**Aim**
Using the data beneath, show every line that includes the word "教学环节".

**Material supplied**

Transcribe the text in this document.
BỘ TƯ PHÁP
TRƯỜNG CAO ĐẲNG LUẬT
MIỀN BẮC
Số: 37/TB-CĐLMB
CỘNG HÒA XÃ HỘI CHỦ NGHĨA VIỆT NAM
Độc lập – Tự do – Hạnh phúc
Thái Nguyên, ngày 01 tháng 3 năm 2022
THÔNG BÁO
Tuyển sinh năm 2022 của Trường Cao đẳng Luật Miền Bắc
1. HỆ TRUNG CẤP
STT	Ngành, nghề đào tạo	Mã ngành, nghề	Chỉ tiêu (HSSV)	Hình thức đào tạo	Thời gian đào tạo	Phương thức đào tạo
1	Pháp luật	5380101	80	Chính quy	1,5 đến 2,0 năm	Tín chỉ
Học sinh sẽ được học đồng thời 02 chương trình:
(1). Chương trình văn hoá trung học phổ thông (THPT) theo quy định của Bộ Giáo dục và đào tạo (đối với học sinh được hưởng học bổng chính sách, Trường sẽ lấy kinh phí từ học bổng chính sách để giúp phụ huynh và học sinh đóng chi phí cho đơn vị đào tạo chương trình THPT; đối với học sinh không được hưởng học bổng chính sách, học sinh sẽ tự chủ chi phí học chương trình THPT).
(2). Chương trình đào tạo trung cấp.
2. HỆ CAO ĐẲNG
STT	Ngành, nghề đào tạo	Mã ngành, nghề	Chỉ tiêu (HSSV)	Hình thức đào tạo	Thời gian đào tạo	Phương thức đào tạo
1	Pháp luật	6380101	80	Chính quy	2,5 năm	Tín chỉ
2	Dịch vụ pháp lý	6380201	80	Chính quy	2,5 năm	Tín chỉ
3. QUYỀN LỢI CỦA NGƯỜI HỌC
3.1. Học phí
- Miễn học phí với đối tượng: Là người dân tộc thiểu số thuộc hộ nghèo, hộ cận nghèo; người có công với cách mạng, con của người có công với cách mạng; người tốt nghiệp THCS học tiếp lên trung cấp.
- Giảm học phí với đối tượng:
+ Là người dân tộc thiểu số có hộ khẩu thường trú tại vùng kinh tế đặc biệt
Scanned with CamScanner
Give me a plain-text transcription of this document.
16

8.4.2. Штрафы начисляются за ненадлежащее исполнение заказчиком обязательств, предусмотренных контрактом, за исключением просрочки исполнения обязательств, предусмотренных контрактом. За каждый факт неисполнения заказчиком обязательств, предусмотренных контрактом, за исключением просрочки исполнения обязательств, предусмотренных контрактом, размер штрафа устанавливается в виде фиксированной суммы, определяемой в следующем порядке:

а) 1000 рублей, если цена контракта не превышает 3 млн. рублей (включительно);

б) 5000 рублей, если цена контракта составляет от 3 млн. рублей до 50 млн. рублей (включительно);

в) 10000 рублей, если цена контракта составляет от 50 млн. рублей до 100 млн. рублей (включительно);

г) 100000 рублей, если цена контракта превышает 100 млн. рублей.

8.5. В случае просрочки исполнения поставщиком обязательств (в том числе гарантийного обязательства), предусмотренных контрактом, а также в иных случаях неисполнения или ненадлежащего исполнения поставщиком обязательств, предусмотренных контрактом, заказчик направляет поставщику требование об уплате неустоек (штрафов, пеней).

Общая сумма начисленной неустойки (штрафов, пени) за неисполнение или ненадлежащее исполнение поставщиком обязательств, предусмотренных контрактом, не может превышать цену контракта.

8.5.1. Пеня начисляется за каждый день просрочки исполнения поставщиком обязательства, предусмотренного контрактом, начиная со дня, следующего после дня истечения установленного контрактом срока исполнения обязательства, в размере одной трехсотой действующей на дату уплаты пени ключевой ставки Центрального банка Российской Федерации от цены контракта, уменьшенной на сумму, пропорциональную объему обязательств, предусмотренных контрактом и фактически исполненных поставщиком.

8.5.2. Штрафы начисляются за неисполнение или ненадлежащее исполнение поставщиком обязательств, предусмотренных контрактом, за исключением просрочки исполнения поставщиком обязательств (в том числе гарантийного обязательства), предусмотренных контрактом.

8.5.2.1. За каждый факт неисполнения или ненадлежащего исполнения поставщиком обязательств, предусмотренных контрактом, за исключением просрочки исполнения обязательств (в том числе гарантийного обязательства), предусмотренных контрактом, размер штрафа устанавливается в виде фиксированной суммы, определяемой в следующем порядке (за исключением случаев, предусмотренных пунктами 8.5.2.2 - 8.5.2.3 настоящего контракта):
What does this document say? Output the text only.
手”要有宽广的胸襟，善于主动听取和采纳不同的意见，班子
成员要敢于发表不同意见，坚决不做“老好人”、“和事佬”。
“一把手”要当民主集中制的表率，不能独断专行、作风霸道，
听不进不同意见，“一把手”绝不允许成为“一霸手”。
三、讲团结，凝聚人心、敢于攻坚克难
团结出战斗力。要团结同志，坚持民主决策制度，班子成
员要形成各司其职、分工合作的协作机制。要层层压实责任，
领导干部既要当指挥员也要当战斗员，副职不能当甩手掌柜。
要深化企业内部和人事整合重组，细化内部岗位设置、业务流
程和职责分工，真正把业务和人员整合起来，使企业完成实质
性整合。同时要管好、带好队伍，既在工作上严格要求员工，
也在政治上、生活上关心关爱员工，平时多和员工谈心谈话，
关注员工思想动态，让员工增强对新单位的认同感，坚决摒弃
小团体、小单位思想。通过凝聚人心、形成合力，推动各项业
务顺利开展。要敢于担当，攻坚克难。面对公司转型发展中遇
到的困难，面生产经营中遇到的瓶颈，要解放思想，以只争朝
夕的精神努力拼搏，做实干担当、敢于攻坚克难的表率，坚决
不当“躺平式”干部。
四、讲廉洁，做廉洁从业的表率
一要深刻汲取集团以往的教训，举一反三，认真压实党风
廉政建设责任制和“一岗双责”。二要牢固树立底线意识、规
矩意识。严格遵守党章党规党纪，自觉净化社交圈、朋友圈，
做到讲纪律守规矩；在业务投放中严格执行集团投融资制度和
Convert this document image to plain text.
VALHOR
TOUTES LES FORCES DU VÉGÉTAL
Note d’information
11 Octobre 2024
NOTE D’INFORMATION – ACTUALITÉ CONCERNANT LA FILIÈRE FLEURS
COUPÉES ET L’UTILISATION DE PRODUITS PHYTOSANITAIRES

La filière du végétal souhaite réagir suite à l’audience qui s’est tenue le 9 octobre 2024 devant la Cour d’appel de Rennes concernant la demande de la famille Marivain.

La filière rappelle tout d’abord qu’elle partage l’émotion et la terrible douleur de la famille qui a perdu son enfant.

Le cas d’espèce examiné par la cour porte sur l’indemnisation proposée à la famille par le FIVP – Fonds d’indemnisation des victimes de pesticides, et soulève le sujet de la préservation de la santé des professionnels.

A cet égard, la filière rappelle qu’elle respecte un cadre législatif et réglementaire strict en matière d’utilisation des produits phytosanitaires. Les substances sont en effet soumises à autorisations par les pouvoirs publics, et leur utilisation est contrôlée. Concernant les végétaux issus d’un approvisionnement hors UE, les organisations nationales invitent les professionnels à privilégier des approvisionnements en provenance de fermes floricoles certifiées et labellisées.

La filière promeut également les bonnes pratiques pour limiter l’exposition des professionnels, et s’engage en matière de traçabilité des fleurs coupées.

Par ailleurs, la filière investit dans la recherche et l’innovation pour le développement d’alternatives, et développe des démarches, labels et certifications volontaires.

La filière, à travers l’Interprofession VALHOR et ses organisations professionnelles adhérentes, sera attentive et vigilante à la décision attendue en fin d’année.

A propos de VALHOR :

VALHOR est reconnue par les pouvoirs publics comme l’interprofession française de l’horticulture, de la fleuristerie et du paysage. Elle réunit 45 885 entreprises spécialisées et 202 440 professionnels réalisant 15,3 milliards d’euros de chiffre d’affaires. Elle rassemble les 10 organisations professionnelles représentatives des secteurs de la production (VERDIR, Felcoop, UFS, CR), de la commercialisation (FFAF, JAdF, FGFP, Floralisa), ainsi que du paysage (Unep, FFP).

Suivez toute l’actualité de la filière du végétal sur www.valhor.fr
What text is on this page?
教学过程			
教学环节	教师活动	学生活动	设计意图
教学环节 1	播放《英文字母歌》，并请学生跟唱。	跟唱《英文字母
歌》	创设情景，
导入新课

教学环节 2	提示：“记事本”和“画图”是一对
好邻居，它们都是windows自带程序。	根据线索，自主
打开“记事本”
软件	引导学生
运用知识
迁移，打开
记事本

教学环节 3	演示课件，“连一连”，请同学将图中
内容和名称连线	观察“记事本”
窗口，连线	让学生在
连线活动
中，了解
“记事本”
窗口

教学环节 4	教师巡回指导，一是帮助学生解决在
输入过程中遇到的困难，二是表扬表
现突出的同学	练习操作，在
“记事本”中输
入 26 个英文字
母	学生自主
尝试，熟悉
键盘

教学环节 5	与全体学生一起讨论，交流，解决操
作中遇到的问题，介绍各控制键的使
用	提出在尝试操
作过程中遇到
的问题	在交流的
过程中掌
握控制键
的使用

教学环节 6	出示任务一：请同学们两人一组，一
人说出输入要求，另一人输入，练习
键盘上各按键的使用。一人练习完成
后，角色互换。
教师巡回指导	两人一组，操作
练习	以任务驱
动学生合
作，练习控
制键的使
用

**Final answer**
教学环节	教师活动	学生活动	设计意图
教学环节 1	播放《英文字母歌》，并请学生跟唱。	跟唱《英文字母
教学环节 2	提示：“记事本”和“画图”是一对
教学环节 3	演示课件，“连一连”，请同学将图中
教学环节 4	教师巡回指导，一是帮助学生解决在
教学环节 5	与全体学生一起讨论，交流，解决操
教学环节 6	出示任务一：请同学们两人一组，一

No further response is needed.